** PASSAGE PROVIDED **
────────────────

Organic compounds are used in drugs, detergents, dyes, plastics, fertilizers, and insecticides, They mainly contain carbon atoms, Most are insoluble in water but soluble in organic solvent such as benzene, Melting point is low, Boiling point is low, Most have characteristic odour, They are inflammable and produce CO2 & H2O.

The kind of bonds in the molecule is covalent bondsThe organic compounds don’t conduct electricity because they are non-electrolytic covalent compounds, The rate of the chemical reaction is slow because it takes place between non-ionized molecules, They can be polymerized and many organic compounds have isomerism.

Inorganic compounds

They may contain carbon in addition to other elements, Most of them are soluble in water, themelting point is high, Boiling point is high, Most are odourless, They are not inflammable and if it is inflammable, it produces other gases.

The kind of bonds in the molecule is ionic bonds, They are electrolytes, good conductors of electricity, The rate of chemical reaction is often fast because it takes place between the ions, They can’t be polymerized and they have no isomerism.

Molecular & structural formula of organic compounds

Molecular formula is the formula that indicates the number and kind of the atoms which form the chemical compound and doesn’t show the kind of linkage between the atoms in the molecule.

Structural formula is the formula that shows the type and the number of atoms in addition to the kind of linkage between the atoms by the covalent bonds, and also shows the valency of each element in the compound which is equal to the total number of bonds surrounding its atom.

The structural formula is preferred rather than the molecular formula to express an organic compound because the molecular formula indicates the number and the type of elements that form the chemical compounds only, but the structural formula indicates the type of linkage between the atoms.

The number of covalent bonds around the atom indicates its valency, Each single covalent bond represents one valency, Each element in the organic compounds has a specific and constant valency, where it is tetravalent in carbon atom (4), monovalent in hydrogen (1), divalent in oxygen (2) and trivalent in nitrogen (3).

Ethyl alcohol and dimethyl ether have different properties although they have the same molecular formula (C2H6O) due to the difference in their structural formula, Ethyl alcohol replaces hydrogen of hydroxyl group, while dimethyl doesn’t react.

Properties of organic compounds

  1. Isomerism is the presence of many organic compounds could have the same molecular formula but they are different in their physical and chemical properties due to differences in bonds (differ in structural formula).
  2. Polymerization is the combination of a huge number of unsaturated simple molecules (monomers) which contain a small number of C-atoms, their number ranges from 100 to 1000000 to form a large molecule (polymer) which has the same empirical formula of the original compound and it has a large number of C atoms.

────────────────

** TASK INSTRUCTIONS **
[A] List every product that the passage on organic and inorganic compounds says organic compounds are used in.
[B] Continue the passage on organic and inorganic compounds from the point where it stops.

** DATASET SECTION **
────────────────

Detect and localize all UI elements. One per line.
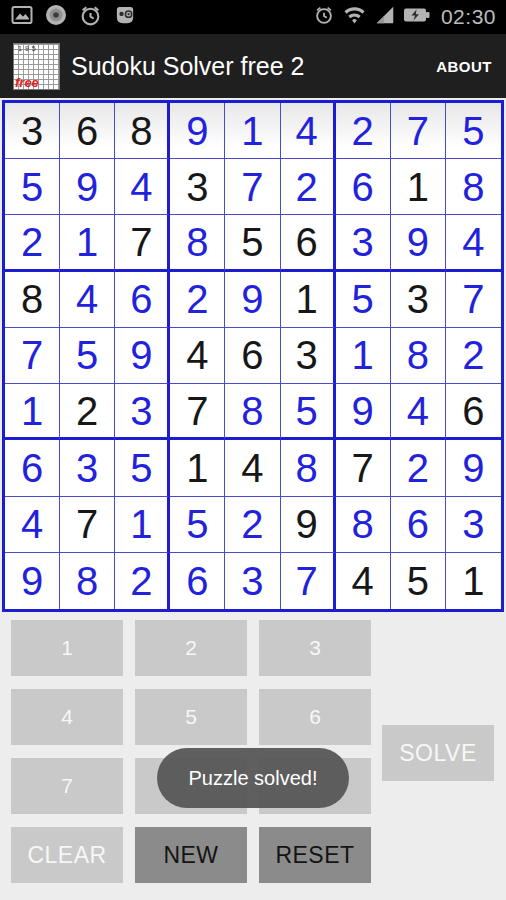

────────────────

** THE RESULTS **
[A]
- drugs
- detergents
- dyes
- plastics
- fertilizers
- insecticides

[B]
The backbone of organic compound is composed mainly of carbon and hydrogen forming what is called hydrocarbons and remaining compounds are known as hydrocarbons derivatives, Hydrocarbons are organic compounds that have carbon and hydrogen only, They are Aliphatic [open chain (Acyclic) and cyclic saturated ] and Aromatic (cyclic unsaturated),

Open chain consists of :

  • Saturated compounds are open-chain aliphatic hydrocarbon characterized by the presence of single bonds in the carbon chain.
  • Unsaturated compounds are open chain aliphatic hydrocarbon characterized by the presence of double or triple bonds or more in the carbon chain.

Alkanes (Paraffins) are open chain aliphatic hydrocarbons in which the carbon atoms are combined together with a single bond of sigma type, their general formula is (CnH2n+2).

Alkenes (Olefins) are open chain aliphatic hydrocarbons, their general formula is (CnH2n), and between the carbon atoms of their molecules, one double bond or more are found.

Alkynes (Acetylenes) are unsaturated open-chain hydrocarbons which contain at least one triple bond in the carbon chain, They form a homologous series, their general molecular formula is (CnH2n−2).

Alkanes are saturated compounds while alkenes are unsaturated ones, Alkanes are saturated because all carbon atoms combine together by single bonds, while Alkenes are unsaturated due to the presence of double bond or more between their carbon atoms.

Cyclopentane is a saturated compound, while aromatic benzene is an unsaturated one, Cyclopentane is a saturated compound because its carbon atoms combined together by single covalent bonds, while aromatic benzene is unsaturated due to the presence of 3 double bonds between its carbon atoms.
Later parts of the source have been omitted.